▶ [Written problem]: Tally the lines of the listing that contain the string "accent". Give the number and nothing else.

--------------------------------

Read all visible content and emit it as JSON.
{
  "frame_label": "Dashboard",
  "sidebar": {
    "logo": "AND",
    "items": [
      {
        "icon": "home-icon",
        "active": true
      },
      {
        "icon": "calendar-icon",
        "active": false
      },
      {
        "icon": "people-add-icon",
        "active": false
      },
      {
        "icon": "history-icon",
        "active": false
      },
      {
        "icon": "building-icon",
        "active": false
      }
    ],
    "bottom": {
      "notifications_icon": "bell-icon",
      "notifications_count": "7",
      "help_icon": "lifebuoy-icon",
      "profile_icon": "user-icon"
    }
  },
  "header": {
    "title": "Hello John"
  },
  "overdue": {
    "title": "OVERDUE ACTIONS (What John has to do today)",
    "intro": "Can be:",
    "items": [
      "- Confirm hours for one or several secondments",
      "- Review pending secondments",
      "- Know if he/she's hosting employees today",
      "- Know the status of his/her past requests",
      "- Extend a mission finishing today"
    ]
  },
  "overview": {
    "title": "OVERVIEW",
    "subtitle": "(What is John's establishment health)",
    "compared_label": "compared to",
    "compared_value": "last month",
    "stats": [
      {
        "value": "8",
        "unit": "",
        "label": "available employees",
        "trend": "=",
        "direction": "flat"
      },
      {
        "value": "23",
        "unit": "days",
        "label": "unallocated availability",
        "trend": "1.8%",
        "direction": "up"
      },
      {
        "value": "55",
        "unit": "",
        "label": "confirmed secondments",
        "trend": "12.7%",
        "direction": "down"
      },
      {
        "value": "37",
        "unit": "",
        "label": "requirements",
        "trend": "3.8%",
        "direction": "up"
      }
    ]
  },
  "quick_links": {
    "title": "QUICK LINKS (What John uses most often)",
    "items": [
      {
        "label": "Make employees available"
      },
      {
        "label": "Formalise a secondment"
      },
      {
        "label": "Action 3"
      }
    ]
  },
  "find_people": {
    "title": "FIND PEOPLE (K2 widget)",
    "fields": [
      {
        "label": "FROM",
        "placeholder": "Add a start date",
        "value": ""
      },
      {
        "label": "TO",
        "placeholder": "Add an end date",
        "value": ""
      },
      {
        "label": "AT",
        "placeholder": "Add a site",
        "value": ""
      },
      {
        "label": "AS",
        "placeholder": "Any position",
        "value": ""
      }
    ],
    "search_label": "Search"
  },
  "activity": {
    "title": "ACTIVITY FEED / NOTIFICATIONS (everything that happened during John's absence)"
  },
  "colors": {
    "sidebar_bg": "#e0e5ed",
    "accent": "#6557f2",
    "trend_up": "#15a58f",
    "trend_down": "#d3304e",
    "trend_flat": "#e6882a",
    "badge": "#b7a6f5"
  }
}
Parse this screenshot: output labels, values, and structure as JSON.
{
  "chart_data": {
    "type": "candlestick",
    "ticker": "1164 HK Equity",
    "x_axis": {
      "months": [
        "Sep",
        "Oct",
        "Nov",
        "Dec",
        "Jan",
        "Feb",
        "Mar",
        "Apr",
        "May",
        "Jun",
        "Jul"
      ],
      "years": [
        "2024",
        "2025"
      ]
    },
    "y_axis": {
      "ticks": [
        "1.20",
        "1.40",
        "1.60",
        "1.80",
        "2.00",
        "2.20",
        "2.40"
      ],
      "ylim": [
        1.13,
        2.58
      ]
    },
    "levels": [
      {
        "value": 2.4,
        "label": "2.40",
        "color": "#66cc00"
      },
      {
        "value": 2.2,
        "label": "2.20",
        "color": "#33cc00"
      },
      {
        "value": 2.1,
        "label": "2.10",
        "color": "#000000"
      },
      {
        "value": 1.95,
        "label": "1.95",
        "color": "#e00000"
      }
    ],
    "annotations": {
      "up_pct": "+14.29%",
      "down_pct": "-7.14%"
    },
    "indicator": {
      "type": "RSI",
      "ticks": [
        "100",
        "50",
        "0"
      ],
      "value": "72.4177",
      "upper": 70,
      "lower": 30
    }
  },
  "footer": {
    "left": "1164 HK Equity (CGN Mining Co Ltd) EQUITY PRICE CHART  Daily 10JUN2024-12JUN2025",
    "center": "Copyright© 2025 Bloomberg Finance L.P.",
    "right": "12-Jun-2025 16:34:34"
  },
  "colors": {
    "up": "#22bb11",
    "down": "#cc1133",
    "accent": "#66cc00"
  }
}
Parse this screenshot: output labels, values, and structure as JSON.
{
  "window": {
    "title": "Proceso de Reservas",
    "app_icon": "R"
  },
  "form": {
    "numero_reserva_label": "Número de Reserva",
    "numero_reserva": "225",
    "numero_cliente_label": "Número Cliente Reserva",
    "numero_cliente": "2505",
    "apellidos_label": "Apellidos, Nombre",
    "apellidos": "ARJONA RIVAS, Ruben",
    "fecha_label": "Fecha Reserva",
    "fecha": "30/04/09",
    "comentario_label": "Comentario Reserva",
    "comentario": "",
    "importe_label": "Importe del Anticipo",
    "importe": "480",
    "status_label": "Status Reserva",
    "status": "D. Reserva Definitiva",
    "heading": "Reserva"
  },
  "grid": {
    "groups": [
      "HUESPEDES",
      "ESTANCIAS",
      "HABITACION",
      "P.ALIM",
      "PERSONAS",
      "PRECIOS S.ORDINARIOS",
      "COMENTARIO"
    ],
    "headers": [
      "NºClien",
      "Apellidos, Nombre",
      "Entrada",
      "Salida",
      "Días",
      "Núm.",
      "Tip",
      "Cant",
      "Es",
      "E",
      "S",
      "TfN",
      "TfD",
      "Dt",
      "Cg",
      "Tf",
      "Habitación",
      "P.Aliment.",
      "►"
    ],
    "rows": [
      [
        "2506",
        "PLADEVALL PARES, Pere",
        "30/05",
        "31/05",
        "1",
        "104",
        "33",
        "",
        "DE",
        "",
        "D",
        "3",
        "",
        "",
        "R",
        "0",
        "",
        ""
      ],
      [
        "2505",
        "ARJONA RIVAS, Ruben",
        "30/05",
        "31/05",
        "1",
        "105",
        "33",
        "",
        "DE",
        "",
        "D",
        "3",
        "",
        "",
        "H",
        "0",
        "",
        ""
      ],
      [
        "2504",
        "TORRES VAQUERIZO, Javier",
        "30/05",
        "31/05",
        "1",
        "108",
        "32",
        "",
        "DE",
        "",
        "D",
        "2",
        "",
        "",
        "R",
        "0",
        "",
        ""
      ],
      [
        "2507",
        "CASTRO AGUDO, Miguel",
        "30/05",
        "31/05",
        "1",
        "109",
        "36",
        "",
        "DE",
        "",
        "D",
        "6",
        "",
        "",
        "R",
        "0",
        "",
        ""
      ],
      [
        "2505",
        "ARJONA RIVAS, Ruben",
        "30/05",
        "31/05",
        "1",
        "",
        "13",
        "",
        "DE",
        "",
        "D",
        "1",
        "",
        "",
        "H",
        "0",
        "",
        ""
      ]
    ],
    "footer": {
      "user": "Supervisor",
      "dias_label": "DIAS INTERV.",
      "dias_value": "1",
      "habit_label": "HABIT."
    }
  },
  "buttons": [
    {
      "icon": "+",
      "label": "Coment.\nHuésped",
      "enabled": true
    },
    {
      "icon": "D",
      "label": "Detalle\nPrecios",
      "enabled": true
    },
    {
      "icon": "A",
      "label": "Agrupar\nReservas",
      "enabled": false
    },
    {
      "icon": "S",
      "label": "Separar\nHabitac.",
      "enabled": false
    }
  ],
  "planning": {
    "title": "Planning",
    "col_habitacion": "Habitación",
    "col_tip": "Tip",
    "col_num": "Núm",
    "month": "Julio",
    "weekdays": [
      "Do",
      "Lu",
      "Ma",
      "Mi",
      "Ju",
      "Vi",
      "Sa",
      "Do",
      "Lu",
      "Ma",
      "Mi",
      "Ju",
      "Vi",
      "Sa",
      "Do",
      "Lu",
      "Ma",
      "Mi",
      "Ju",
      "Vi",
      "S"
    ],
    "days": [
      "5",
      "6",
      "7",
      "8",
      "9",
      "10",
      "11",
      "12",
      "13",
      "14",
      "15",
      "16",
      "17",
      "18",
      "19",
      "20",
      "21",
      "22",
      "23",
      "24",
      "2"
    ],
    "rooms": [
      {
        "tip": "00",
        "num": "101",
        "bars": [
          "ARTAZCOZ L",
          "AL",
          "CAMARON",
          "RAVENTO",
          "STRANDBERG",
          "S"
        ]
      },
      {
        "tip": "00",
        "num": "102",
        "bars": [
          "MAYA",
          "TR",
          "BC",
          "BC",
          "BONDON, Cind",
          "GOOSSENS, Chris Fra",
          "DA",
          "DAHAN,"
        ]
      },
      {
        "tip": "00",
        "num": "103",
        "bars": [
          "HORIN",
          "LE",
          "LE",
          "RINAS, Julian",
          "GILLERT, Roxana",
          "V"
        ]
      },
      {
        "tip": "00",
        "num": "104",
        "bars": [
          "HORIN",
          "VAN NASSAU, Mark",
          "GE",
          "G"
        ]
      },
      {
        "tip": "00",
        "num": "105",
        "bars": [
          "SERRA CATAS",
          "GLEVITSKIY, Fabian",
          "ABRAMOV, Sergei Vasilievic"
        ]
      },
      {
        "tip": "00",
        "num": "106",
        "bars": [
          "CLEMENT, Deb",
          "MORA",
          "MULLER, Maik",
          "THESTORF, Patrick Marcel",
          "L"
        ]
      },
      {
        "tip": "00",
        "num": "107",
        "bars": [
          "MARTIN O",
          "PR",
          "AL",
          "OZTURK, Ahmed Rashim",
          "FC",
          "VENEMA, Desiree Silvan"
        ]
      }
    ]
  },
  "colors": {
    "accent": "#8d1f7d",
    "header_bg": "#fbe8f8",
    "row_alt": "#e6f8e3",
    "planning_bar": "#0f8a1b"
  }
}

--------------------------------

▶ [Answer below]: 3